TASK PROMPT
Could you convert the part of the entries below that opens with the line containing "- noise-blob: [151, 149, 160, 154]" and closes with the line containing "- noise-blob: [139, 42, 145, 47]", both lines included, into a JSON list of strings with one string per line and blank lines left out?
---------- DATASET EXCERPTS
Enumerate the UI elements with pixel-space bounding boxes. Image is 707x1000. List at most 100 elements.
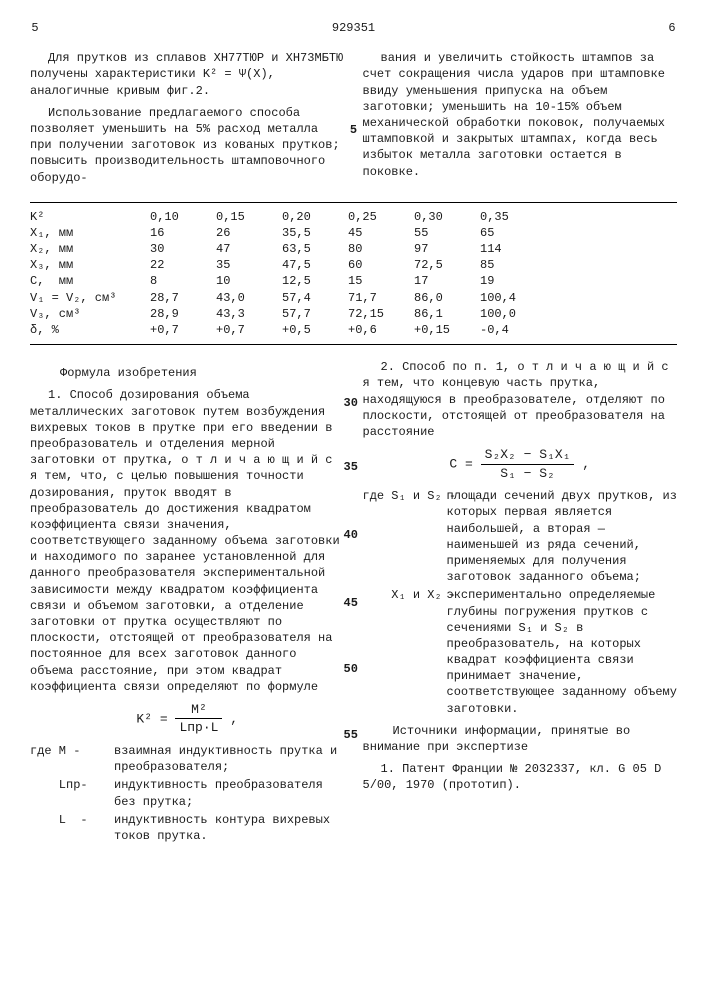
where-symbol: Lпр- xyxy=(30,777,114,809)
claims-right-column: 2. Способ по п. 1, о т л и ч а ю щ и й с… xyxy=(363,359,678,846)
line-number: 35 xyxy=(344,459,358,475)
table-row: X₁, мм162635,5455565 xyxy=(30,225,677,241)
page-num-right: 6 xyxy=(667,20,677,36)
table-cell: 19 xyxy=(480,273,546,289)
table-row: V₃, см³28,943,357,772,1586,1100,0 xyxy=(30,306,677,322)
table-cell: 47,5 xyxy=(282,257,348,273)
formula-denominator: S₁ − S₂ xyxy=(481,465,575,483)
table-row: K²0,100,150,200,250,300,35 xyxy=(30,209,677,225)
row-label: X₂, мм xyxy=(30,241,150,257)
table-cell: 12,5 xyxy=(282,273,348,289)
table-cell: 55 xyxy=(414,225,480,241)
where-description: площади сечений двух прутков, из которых… xyxy=(447,488,678,585)
table-cell: 72,5 xyxy=(414,257,480,273)
table-cell: 0,30 xyxy=(414,209,480,225)
table-cell: 72,15 xyxy=(348,306,414,322)
data-table: K²0,100,150,200,250,300,35X₁, мм162635,5… xyxy=(30,202,677,346)
table-cell: 0,25 xyxy=(348,209,414,225)
claim-2: 2. Способ по п. 1, о т л и ч а ю щ и й с… xyxy=(363,359,678,440)
table-cell: 28,7 xyxy=(150,290,216,306)
paragraph: Для прутков из сплавов ХН77ТЮР и ХН73МБТ… xyxy=(30,50,345,99)
table-cell: +0,5 xyxy=(282,322,348,338)
table-cell: 100,0 xyxy=(480,306,546,322)
table-row: δ, %+0,7+0,7+0,5+0,6+0,15-0,4 xyxy=(30,322,677,338)
table-row: С, мм81012,5151719 xyxy=(30,273,677,289)
where-line: где S₁ и S₂ -площади сечений двух прутко… xyxy=(363,488,678,585)
table-cell: 60 xyxy=(348,257,414,273)
table-cell: 86,1 xyxy=(414,306,480,322)
table-cell: 0,15 xyxy=(216,209,282,225)
where-list-right: где S₁ и S₂ -площади сечений двух прутко… xyxy=(363,488,678,717)
formula-c: C = S₂X₂ − S₁X₁ S₁ − S₂ , xyxy=(363,446,678,482)
top-left-column: Для прутков из сплавов ХН77ТЮР и ХН73МБТ… xyxy=(30,50,345,192)
row-label: X₃, мм xyxy=(30,257,150,273)
where-list-left: где M -взаимная индуктивность прутка и п… xyxy=(30,743,345,844)
top-columns: 5 Для прутков из сплавов ХН77ТЮР и ХН73М… xyxy=(30,50,677,192)
where-symbol: где M - xyxy=(30,743,114,775)
table-cell: 65 xyxy=(480,225,546,241)
claims-title: Формула изобретения xyxy=(30,365,345,381)
table-cell: 28,9 xyxy=(150,306,216,322)
table-cell: 71,7 xyxy=(348,290,414,306)
row-label: δ, % xyxy=(30,322,150,338)
page-num-left: 5 xyxy=(30,20,40,36)
table-cell: 85 xyxy=(480,257,546,273)
table-cell: 80 xyxy=(348,241,414,257)
claim-1: 1. Способ дозирования объема металлическ… xyxy=(30,387,345,695)
formula-numerator: S₂X₂ − S₁X₁ xyxy=(481,446,575,465)
formula-numerator: M² xyxy=(175,701,222,720)
where-description: индуктивность контура вихревых токов пру… xyxy=(114,812,345,844)
table-cell: 57,4 xyxy=(282,290,348,306)
where-description: взаимная индуктивность прутка и преобраз… xyxy=(114,743,345,775)
table-cell: 10 xyxy=(216,273,282,289)
line-number: 55 xyxy=(344,727,358,743)
table-cell: -0,4 xyxy=(480,322,546,338)
table-cell: +0,7 xyxy=(150,322,216,338)
table-cell: 0,35 xyxy=(480,209,546,225)
table-cell: 57,7 xyxy=(282,306,348,322)
table-cell: 15 xyxy=(348,273,414,289)
table-row: X₂, мм304763,58097114 xyxy=(30,241,677,257)
line-number: 50 xyxy=(344,661,358,677)
row-label: V₃, см³ xyxy=(30,306,150,322)
row-label: X₁, мм xyxy=(30,225,150,241)
table-row: X₃, мм223547,56072,585 xyxy=(30,257,677,273)
table-cell: +0,7 xyxy=(216,322,282,338)
table-cell: +0,6 xyxy=(348,322,414,338)
where-line: L -индуктивность контура вихревых токов … xyxy=(30,812,345,844)
paragraph: вания и увеличить стойкость штампов за с… xyxy=(363,50,678,180)
claims-left-column: Формула изобретения 1. Способ дозировани… xyxy=(30,359,345,846)
table-cell: 0,10 xyxy=(150,209,216,225)
line-number: 5 xyxy=(350,122,357,138)
line-number: 30 xyxy=(344,395,358,411)
where-symbol: L - xyxy=(30,812,114,844)
table-cell: 0,20 xyxy=(282,209,348,225)
page-header: 5 929351 6 xyxy=(30,20,677,36)
table-cell: 63,5 xyxy=(282,241,348,257)
table-cell: 86,0 xyxy=(414,290,480,306)
table-cell: 17 xyxy=(414,273,480,289)
where-symbol: где S₁ и S₂ - xyxy=(363,488,447,585)
where-description: экспериментально определяемые глубины по… xyxy=(447,587,678,717)
table-cell: 8 xyxy=(150,273,216,289)
where-line: X₁ и X₂ -экспериментально определяемые г… xyxy=(363,587,678,717)
table-cell: 30 xyxy=(150,241,216,257)
paragraph: Использование предлагаемого способа позв… xyxy=(30,105,345,186)
line-number: 45 xyxy=(344,595,358,611)
table-cell: 114 xyxy=(480,241,546,257)
where-description: индуктивность преобразователя без прутка… xyxy=(114,777,345,809)
table-cell: 43,0 xyxy=(216,290,282,306)
where-line: Lпр-индуктивность преобразователя без пр… xyxy=(30,777,345,809)
formula-lhs: K² = xyxy=(136,711,167,726)
table-row: V₁ = V₂, см³28,743,057,471,786,0100,4 xyxy=(30,290,677,306)
formula-k2: K² = M² Lпр·L , xyxy=(30,701,345,737)
sources-heading: Источники информации, принятые во вниман… xyxy=(363,723,678,755)
reference: 1. Патент Франции № 2032337, кл. G 05 D … xyxy=(363,761,678,793)
formula-lhs: C = xyxy=(449,457,472,472)
table-cell: 100,4 xyxy=(480,290,546,306)
top-right-column: вания и увеличить стойкость штампов за с… xyxy=(363,50,678,192)
row-label: V₁ = V₂, см³ xyxy=(30,290,150,306)
table-cell: 97 xyxy=(414,241,480,257)
formula-denominator: Lпр·L xyxy=(175,719,222,737)
table-cell: 47 xyxy=(216,241,282,257)
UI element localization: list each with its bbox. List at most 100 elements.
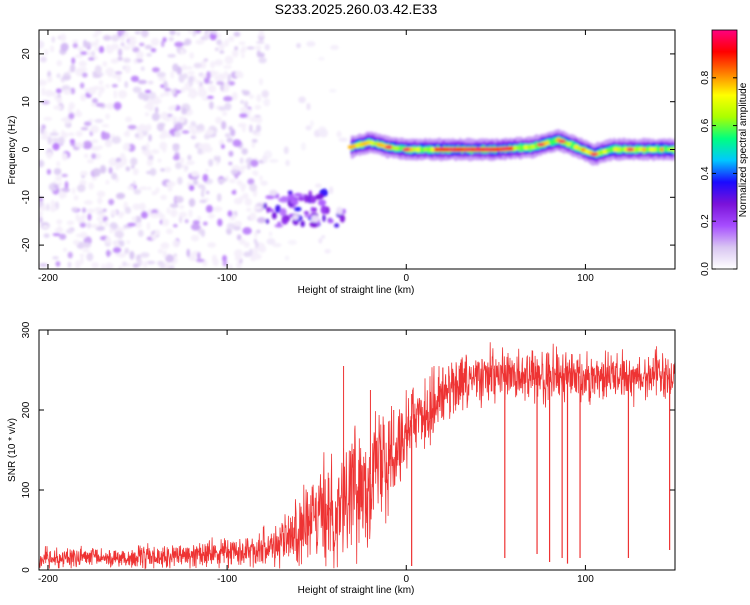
- noise-blob: [151, 149, 160, 154]
- noise-blob: [80, 170, 88, 177]
- noise-blob: [265, 195, 275, 200]
- noise-blob: [39, 159, 45, 168]
- noise-blob: [166, 133, 172, 138]
- noise-blob: [151, 112, 160, 122]
- noise-blob: [91, 139, 99, 144]
- noise-blob: [127, 185, 135, 191]
- noise-blob: [304, 194, 309, 203]
- noise-blob: [192, 220, 201, 225]
- noise-blob: [241, 45, 247, 54]
- noise-blob: [216, 81, 225, 86]
- noise-blob: [178, 216, 183, 224]
- spectrogram-y-label: Frequency (Hz): [7, 116, 18, 185]
- noise-blob: [222, 255, 227, 263]
- noise-blob: [282, 198, 288, 203]
- snr-y-tick-label: 300: [21, 321, 32, 338]
- noise-blob: [132, 86, 142, 93]
- noise-blob: [242, 227, 252, 235]
- noise-blob: [213, 155, 218, 162]
- noise-blob: [132, 180, 136, 187]
- noise-blob: [50, 45, 55, 53]
- snr-x-label: -200: [38, 574, 58, 585]
- noise-blob: [95, 102, 105, 107]
- noise-blob: [105, 179, 110, 185]
- noise-blob: [169, 264, 175, 269]
- noise-blob: [324, 248, 331, 254]
- noise-blob: [146, 222, 151, 231]
- noise-blob: [200, 60, 207, 69]
- noise-blob: [44, 49, 49, 56]
- noise-blob: [94, 65, 102, 74]
- noise-blob: [165, 254, 174, 263]
- noise-blob: [64, 181, 69, 189]
- noise-blob: [261, 155, 268, 164]
- noise-blob: [178, 115, 186, 124]
- noise-blob: [39, 40, 43, 49]
- noise-blob: [137, 229, 144, 237]
- spectrogram-image: [39, 30, 675, 269]
- noise-blob: [254, 230, 258, 238]
- noise-blob: [118, 240, 125, 247]
- noise-blob: [197, 252, 201, 260]
- noise-blob: [147, 186, 152, 191]
- noise-blob: [281, 217, 289, 225]
- noise-blob: [249, 212, 257, 221]
- noise-blob: [318, 57, 325, 61]
- noise-blob: [242, 165, 248, 170]
- noise-blob: [96, 190, 106, 198]
- noise-blob: [188, 209, 193, 218]
- spectrogram-y-tick-label: 0: [21, 146, 32, 152]
- noise-blob: [207, 242, 217, 248]
- noise-blob: [249, 183, 258, 192]
- noise-blob: [279, 208, 287, 217]
- noise-blob: [105, 67, 115, 76]
- colorbar-tick-label: 0.8: [700, 70, 711, 84]
- noise-blob: [255, 116, 263, 124]
- noise-blob: [90, 41, 99, 47]
- noise-blob: [158, 76, 167, 81]
- noise-blob: [59, 233, 67, 240]
- noise-blob: [109, 227, 113, 234]
- noise-blob: [233, 189, 237, 195]
- noise-blob: [306, 41, 316, 47]
- noise-blob: [80, 93, 87, 102]
- noise-blob: [139, 42, 145, 47]
- noise-blob: [186, 248, 191, 258]
- noise-blob: [150, 213, 160, 219]
- noise-blob: [132, 203, 141, 210]
- noise-blob: [88, 182, 94, 190]
- noise-blob: [108, 167, 113, 174]
- noise-blob: [90, 125, 100, 134]
- noise-blob: [203, 33, 210, 41]
- noise-blob: [82, 248, 90, 253]
- noise-blob: [255, 124, 262, 133]
- noise-blob: [41, 87, 46, 96]
- snr-y-tick-label: 0: [21, 567, 32, 573]
- noise-blob: [87, 213, 92, 221]
- noise-blob: [234, 46, 239, 51]
- noise-blob: [218, 106, 227, 111]
- noise-blob: [43, 233, 50, 238]
- noise-blob: [161, 218, 170, 227]
- noise-blob: [289, 213, 293, 218]
- noise-blob: [49, 132, 59, 137]
- noise-blob: [260, 180, 268, 186]
- noise-blob: [254, 45, 262, 50]
- noise-blob: [67, 132, 75, 136]
- noise-blob: [224, 102, 232, 111]
- noise-blob: [112, 246, 122, 254]
- noise-blob: [71, 207, 79, 212]
- noise-blob: [202, 221, 208, 226]
- noise-blob: [165, 228, 173, 235]
- noise-blob: [82, 207, 87, 213]
- noise-blob: [151, 67, 160, 73]
- noise-blob: [156, 71, 166, 78]
- noise-blob: [247, 163, 251, 170]
- noise-blob: [132, 263, 140, 268]
- noise-blob: [203, 146, 213, 153]
- noise-blob: [39, 263, 49, 267]
- snr-y-tick-label: 200: [21, 401, 32, 418]
- noise-blob: [57, 136, 65, 145]
- noise-blob: [79, 82, 85, 89]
--------------------
FINISHED TASK
[
  "- noise-blob: [151, 149, 160, 154]",
  "- noise-blob: [80, 170, 88, 177]",
  "- noise-blob: [265, 195, 275, 200]",
  "- noise-blob: [39, 159, 45, 168]",
  "- noise-blob: [166, 133, 172, 138]",
  "- noise-blob: [151, 112, 160, 122]",
  "- noise-blob: [91, 139, 99, 144]",
  "- noise-blob: [127, 185, 135, 191]",
  "- noise-blob: [304, 194, 309, 203]",
  "- noise-blob: [192, 220, 201, 225]",
  "- noise-blob: [241, 45, 247, 54]",
  "- noise-blob: [216, 81, 225, 86]",
  "- noise-blob: [178, 216, 183, 224]",
  "- spectrogram-y-label: Frequency (Hz): [7, 116, 18, 185]",
  "- noise-blob: [222, 255, 227, 263]",
  "- noise-blob: [282, 198, 288, 203]",
  "- snr-y-tick-label: 300: [21, 321, 32, 338]",
  "- noise-blob: [132, 86, 142, 93]",
  "- noise-blob: [242, 227, 252, 235]",
  "- noise-blob: [213, 155, 218, 162]",
  "- noise-blob: [132, 180, 136, 187]",
  "- noise-blob: [50, 45, 55, 53]",
  "- snr-x-label: -200: [38, 574, 58, 585]",
  "- noise-blob: [95, 102, 105, 107]",
  "- noise-blob: [105, 179, 110, 185]",
  "- noise-blob: [169, 264, 175, 269]",
  "- noise-blob: [324, 248, 331, 254]",
  "- noise-blob: [146, 222, 151, 231]",
  "- noise-blob: [200, 60, 207, 69]",
  "- noise-blob: [44, 49, 49, 56]",
  "- noise-blob: [94, 65, 102, 74]",
  "- noise-blob: [165, 254, 174, 263]",
  "- noise-blob: [64, 181, 69, 189]",
  "- noise-blob: [261, 155, 268, 164]",
  "- noise-blob: [178, 115, 186, 124]",
  "- noise-blob: [39, 40, 43, 49]",
  "- noise-blob: [137, 229, 144, 237]",
  "- spectrogram-image: [39, 30, 675, 269]",
  "- noise-blob: [254, 230, 258, 238]",
  "- noise-blob: [118, 240, 125, 247]",
  "- noise-blob: [197, 252, 201, 260]",
  "- noise-blob: [147, 186, 152, 191]",
  "- noise-blob: [281, 217, 289, 225]",
  "- noise-blob: [249, 212, 257, 221]",
  "- noise-blob: [318, 57, 325, 61]",
  "- noise-blob: [242, 165, 248, 170]",
  "- noise-blob: [96, 190, 106, 198]",
  "- noise-blob: [188, 209, 193, 218]",
  "- spectrogram-y-tick-label: 0: [21, 146, 32, 152]",
  "- noise-blob: [207, 242, 217, 248]",
  "- noise-blob: [249, 183, 258, 192]",
  "- noise-blob: [279, 208, 287, 217]",
  "- noise-blob: [105, 67, 115, 76]",
  "- colorbar-tick-label: 0.8: [700, 70, 711, 84]",
  "- noise-blob: [255, 116, 263, 124]",
  "- noise-blob: [90, 41, 99, 47]",
  "- noise-blob: [158, 76, 167, 81]",
  "- noise-blob: [59, 233, 67, 240]",
  "- noise-blob: [109, 227, 113, 234]",
  "- noise-blob: [233, 189, 237, 195]",
  "- noise-blob: [306, 41, 316, 47]",
  "- noise-blob: [80, 93, 87, 102]",
  "- noise-blob: [139, 42, 145, 47]"
]